Render the items as a JSON list of strings with one string per line and no blank lines, starting at the first line and ending at the line that contains "legend: Minimum Average".

(Spatial layout entries)
[BEGIN]

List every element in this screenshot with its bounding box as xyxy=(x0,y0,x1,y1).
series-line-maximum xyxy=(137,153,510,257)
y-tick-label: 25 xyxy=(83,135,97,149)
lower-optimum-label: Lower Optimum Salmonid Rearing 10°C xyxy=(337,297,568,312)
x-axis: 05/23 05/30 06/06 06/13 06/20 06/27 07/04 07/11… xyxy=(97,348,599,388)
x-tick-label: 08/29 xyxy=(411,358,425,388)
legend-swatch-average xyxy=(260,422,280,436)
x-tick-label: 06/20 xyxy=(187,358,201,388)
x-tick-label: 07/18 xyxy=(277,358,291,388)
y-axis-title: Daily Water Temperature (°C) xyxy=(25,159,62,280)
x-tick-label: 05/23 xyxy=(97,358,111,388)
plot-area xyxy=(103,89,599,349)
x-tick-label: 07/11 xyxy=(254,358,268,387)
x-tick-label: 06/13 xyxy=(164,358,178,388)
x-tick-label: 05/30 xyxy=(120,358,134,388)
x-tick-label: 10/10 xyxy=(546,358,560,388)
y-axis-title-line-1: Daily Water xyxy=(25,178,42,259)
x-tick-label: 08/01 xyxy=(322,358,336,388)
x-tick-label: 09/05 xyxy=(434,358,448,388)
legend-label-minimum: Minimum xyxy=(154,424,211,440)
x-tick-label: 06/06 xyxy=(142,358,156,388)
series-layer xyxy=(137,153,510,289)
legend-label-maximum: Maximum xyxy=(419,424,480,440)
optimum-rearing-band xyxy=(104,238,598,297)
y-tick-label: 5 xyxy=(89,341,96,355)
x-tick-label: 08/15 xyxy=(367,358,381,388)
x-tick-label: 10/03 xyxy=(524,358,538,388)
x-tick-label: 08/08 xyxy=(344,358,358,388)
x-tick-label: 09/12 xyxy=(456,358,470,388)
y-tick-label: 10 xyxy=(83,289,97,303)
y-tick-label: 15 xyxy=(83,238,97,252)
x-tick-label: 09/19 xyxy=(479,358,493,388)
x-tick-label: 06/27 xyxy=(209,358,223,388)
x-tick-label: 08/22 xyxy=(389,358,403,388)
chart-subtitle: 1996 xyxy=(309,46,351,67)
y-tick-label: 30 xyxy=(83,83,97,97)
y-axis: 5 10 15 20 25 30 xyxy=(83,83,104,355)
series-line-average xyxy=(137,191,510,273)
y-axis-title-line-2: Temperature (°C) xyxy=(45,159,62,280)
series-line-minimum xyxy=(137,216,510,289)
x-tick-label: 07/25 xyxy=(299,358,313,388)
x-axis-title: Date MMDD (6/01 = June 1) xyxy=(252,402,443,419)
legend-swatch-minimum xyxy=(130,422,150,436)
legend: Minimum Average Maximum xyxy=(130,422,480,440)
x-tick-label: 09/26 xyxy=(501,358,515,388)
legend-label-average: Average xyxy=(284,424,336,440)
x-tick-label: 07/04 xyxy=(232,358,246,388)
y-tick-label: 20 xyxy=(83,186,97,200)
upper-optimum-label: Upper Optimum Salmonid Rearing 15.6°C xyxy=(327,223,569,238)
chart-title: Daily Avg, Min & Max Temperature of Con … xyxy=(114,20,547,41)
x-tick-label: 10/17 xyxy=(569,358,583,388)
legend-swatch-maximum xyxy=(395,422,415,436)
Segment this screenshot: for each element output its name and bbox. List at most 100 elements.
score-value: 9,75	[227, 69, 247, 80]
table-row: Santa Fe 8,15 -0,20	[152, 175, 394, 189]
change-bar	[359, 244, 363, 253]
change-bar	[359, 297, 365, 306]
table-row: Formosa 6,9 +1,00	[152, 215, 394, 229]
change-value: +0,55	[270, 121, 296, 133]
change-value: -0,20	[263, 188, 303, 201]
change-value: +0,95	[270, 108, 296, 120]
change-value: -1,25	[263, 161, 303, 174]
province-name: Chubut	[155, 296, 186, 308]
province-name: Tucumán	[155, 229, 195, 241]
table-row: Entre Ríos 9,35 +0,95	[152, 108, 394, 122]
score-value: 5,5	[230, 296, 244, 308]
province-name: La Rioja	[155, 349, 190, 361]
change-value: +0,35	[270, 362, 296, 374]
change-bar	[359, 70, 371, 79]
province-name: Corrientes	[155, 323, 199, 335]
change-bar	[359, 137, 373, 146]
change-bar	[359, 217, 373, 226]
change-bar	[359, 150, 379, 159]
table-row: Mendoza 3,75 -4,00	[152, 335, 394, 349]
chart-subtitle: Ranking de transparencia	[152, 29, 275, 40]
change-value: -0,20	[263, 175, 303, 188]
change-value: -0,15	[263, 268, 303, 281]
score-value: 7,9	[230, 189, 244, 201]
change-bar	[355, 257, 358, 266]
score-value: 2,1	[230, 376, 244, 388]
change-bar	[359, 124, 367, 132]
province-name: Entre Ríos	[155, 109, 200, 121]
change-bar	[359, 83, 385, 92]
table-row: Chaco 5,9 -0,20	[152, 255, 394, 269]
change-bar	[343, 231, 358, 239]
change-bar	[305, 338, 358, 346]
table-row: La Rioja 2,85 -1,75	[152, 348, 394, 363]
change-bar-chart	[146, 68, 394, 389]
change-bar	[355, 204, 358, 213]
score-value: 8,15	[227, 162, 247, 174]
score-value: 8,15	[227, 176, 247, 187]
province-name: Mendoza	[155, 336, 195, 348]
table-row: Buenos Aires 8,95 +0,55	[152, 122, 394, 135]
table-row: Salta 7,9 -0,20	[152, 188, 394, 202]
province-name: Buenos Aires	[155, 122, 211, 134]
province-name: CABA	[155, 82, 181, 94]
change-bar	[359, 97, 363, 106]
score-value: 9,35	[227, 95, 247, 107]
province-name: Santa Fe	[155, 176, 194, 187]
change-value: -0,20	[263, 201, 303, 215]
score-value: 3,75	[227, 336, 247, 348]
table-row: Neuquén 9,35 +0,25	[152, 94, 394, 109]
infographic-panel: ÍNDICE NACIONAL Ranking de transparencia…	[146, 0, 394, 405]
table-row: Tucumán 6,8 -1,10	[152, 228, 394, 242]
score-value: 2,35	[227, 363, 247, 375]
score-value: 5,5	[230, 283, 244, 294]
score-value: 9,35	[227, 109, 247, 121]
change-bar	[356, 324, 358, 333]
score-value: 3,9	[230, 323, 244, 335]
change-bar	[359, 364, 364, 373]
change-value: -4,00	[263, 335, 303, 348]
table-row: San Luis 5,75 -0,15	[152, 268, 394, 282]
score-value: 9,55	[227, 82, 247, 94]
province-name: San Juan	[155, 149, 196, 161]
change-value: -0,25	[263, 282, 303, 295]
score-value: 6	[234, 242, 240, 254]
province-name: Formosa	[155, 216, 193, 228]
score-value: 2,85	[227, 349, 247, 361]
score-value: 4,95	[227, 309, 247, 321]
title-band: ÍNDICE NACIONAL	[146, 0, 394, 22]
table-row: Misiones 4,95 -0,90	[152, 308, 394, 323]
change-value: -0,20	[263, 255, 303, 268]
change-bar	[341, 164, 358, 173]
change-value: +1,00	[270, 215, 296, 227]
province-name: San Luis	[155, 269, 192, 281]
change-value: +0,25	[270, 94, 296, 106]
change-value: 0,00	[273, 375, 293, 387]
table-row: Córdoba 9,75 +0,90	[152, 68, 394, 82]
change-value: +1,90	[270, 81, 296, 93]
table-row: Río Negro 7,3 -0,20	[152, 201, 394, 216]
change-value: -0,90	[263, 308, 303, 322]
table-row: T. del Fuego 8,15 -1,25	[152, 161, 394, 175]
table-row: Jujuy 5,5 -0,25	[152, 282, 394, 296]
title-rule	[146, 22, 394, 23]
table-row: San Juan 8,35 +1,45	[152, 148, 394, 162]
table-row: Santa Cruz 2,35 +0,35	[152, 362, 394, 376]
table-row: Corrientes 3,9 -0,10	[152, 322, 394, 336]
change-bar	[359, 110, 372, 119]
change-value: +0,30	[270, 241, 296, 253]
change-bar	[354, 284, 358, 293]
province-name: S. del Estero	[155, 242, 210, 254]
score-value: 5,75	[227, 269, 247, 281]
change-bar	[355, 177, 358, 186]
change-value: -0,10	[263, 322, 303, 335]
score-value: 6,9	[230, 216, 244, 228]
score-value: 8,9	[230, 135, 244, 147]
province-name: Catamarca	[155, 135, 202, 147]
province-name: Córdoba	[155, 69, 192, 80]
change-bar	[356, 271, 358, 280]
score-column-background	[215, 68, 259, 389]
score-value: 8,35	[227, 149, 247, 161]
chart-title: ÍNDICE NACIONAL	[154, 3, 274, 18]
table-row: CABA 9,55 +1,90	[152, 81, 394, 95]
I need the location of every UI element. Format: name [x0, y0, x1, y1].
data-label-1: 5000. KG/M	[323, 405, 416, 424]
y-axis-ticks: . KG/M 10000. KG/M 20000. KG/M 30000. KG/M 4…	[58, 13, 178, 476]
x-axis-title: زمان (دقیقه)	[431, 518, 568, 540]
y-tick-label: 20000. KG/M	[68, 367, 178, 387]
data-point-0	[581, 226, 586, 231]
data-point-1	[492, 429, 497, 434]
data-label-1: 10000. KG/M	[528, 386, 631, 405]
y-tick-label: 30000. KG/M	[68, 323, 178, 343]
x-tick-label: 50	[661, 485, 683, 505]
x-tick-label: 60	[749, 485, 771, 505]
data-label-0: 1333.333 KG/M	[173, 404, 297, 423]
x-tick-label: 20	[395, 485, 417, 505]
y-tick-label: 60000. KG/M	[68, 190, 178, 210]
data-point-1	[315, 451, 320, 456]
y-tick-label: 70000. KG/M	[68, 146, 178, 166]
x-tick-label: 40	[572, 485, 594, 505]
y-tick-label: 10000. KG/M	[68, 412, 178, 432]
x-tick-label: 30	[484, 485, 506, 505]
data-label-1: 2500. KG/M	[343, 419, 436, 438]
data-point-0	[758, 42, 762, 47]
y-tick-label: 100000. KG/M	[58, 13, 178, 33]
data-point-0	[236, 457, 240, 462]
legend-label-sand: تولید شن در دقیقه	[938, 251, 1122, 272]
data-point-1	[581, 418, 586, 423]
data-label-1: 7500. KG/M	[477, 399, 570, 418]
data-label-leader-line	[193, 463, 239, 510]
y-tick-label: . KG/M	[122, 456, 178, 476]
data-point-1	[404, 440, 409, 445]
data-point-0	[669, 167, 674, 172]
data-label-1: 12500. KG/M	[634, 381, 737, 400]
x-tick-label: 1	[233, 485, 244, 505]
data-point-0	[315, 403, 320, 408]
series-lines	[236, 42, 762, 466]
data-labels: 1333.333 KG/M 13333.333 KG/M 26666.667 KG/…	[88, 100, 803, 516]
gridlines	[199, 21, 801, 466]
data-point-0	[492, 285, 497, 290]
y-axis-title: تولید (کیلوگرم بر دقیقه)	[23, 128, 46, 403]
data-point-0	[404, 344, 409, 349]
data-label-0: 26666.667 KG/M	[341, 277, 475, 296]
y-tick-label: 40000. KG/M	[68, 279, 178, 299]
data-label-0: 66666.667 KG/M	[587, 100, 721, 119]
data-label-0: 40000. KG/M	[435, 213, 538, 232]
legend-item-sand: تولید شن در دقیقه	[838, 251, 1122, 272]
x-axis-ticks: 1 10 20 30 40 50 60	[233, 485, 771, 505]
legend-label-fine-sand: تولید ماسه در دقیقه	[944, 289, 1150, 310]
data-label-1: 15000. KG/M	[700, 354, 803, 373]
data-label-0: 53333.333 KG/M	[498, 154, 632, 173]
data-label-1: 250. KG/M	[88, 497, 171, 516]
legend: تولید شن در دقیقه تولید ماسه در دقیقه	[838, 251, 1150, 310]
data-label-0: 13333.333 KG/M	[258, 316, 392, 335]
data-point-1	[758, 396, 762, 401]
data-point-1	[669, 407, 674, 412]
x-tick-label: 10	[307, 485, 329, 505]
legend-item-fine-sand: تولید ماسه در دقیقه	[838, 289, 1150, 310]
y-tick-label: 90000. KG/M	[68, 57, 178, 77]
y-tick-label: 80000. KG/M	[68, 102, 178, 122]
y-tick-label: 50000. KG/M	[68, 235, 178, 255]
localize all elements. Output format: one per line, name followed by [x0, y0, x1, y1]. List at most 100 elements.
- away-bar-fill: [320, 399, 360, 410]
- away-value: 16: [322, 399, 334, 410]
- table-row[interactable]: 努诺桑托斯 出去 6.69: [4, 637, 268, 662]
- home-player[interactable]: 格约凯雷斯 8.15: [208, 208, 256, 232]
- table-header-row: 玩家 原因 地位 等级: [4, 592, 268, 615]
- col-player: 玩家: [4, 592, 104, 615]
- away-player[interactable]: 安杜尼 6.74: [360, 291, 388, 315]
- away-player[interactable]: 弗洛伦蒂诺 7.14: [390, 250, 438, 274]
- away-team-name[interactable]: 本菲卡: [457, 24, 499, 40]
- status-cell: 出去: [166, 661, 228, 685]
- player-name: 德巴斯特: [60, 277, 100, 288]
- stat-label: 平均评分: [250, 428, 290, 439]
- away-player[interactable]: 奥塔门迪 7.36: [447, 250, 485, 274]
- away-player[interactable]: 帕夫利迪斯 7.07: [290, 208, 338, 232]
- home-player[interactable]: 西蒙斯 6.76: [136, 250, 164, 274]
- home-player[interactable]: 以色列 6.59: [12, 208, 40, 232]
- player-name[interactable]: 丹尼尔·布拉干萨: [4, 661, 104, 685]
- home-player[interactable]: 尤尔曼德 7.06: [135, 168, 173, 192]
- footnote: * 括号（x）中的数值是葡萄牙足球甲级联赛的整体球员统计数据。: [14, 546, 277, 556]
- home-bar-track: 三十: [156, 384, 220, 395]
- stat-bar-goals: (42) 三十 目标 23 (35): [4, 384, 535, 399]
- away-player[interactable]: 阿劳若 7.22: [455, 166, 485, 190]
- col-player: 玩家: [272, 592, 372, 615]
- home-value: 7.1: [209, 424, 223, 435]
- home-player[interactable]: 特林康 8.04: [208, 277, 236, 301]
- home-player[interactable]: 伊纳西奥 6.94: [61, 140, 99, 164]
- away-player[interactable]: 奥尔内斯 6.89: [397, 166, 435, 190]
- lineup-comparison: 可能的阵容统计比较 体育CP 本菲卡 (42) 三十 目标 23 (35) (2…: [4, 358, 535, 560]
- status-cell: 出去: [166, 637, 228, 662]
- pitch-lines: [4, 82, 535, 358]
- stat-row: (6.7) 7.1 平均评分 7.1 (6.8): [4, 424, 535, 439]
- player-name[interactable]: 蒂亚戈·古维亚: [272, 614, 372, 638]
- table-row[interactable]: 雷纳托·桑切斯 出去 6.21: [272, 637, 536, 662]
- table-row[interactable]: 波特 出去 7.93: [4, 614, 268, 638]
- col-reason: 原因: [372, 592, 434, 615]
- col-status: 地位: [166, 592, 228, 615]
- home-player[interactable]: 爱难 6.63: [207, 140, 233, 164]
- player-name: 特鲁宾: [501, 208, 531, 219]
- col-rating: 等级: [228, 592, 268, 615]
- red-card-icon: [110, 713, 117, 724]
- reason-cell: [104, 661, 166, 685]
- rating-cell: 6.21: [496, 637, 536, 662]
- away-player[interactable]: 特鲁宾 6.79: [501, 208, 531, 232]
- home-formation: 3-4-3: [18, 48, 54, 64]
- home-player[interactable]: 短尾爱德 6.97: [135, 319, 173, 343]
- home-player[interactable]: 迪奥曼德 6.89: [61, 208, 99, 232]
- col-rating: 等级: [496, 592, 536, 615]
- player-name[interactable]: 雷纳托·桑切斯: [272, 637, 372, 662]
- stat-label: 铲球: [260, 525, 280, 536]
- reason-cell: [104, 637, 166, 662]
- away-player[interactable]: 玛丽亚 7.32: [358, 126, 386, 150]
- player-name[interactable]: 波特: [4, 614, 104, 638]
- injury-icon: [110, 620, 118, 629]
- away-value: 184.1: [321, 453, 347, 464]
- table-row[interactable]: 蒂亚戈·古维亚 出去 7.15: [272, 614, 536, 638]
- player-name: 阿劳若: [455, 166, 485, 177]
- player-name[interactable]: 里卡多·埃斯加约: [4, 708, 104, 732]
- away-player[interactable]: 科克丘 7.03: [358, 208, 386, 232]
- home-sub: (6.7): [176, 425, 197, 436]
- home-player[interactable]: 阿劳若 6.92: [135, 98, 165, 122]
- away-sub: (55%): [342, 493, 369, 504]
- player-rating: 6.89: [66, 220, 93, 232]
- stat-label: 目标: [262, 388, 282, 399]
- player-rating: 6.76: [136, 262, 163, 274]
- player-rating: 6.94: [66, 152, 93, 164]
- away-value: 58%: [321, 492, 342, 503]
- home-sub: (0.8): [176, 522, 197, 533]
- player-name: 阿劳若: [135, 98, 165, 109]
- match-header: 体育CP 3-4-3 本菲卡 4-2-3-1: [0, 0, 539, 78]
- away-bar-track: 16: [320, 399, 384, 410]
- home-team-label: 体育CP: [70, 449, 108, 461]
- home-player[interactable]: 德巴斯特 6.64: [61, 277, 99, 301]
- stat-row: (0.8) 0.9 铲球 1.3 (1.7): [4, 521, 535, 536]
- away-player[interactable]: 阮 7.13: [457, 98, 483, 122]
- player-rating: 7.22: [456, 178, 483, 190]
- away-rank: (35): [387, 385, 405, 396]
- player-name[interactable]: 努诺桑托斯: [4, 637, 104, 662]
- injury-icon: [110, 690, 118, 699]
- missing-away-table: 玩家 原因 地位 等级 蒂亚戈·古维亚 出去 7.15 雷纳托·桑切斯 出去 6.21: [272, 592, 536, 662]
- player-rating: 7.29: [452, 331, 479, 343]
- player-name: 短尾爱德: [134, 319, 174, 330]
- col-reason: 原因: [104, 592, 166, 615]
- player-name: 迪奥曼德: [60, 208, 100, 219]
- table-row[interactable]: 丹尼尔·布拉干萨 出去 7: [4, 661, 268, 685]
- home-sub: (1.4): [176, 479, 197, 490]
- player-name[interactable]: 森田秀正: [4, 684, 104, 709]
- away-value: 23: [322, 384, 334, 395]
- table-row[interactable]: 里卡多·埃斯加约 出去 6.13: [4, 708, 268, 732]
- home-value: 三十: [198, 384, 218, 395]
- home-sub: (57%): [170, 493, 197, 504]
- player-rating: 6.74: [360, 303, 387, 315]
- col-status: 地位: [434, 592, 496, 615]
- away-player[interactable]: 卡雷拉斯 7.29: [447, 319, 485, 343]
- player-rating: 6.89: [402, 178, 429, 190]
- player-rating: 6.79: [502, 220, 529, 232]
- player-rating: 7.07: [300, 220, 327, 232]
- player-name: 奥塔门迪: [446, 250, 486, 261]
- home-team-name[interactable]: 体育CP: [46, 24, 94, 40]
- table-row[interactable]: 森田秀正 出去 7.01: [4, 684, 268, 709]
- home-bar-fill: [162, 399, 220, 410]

[END]

- **Solved exercise**:
[
  "List every element in this screenshot with its bounding box as xyxy=(x0,y0,x1,y1).",
  "series-line-maximum xyxy=(137,153,510,257)",
  "y-tick-label: 25 xyxy=(83,135,97,149)",
  "lower-optimum-label: Lower Optimum Salmonid Rearing 10°C xyxy=(337,297,568,312)",
  "x-axis: 05/23 05/30 06/06 06/13 06/20 06/27 07/04 07/11… xyxy=(97,348,599,388)",
  "x-tick-label: 08/29 xyxy=(411,358,425,388)",
  "legend-swatch-average xyxy=(260,422,280,436)",
  "x-tick-label: 06/20 xyxy=(187,358,201,388)",
  "x-tick-label: 07/18 xyxy=(277,358,291,388)",
  "y-axis-title: Daily Water Temperature (°C) xyxy=(25,159,62,280)",
  "x-tick-label: 05/23 xyxy=(97,358,111,388)",
  "plot-area xyxy=(103,89,599,349)",
  "x-tick-label: 07/11 xyxy=(254,358,268,387)",
  "x-tick-label: 06/13 xyxy=(164,358,178,388)",
  "x-tick-label: 05/30 xyxy=(120,358,134,388)",
  "x-tick-label: 10/10 xyxy=(546,358,560,388)",
  "y-axis-title-line-1: Daily Water xyxy=(25,178,42,259)",
  "x-tick-label: 08/01 xyxy=(322,358,336,388)",
  "x-tick-label: 09/05 xyxy=(434,358,448,388)",
  "legend-label-minimum: Minimum xyxy=(154,424,211,440)",
  "x-tick-label: 06/06 xyxy=(142,358,156,388)",
  "series-layer xyxy=(137,153,510,289)",
  "legend-label-maximum: Maximum xyxy=(419,424,480,440)",
  "optimum-rearing-band xyxy=(104,238,598,297)",
  "y-tick-label: 5 xyxy=(89,341,96,355)",
  "x-tick-label: 08/15 xyxy=(367,358,381,388)",
  "x-tick-label: 10/03 xyxy=(524,358,538,388)",
  "x-tick-label: 08/08 xyxy=(344,358,358,388)",
  "x-tick-label: 09/12 xyxy=(456,358,470,388)",
  "y-tick-label: 10 xyxy=(83,289,97,303)",
  "y-tick-label: 15 xyxy=(83,238,97,252)",
  "x-tick-label: 09/19 xyxy=(479,358,493,388)",
  "x-tick-label: 06/27 xyxy=(209,358,223,388)",
  "x-tick-label: 08/22 xyxy=(389,358,403,388)",
  "chart-subtitle: 1996 xyxy=(309,46,351,67)",
  "y-tick-label: 30 xyxy=(83,83,97,97)",
  "y-axis: 5 10 15 20 25 30 xyxy=(83,83,104,355)",
  "series-line-average xyxy=(137,191,510,273)",
  "y-axis-title-line-2: Temperature (°C) xyxy=(45,159,62,280)",
  "series-line-minimum xyxy=(137,216,510,289)",
  "x-tick-label: 07/25 xyxy=(299,358,313,388)",
  "x-axis-title: Date MMDD (6/01 = June 1) xyxy=(252,402,443,419)",
  "legend-swatch-minimum xyxy=(130,422,150,436)",
  "legend: Minimum Average Maximum xyxy=(130,422,480,440)"
]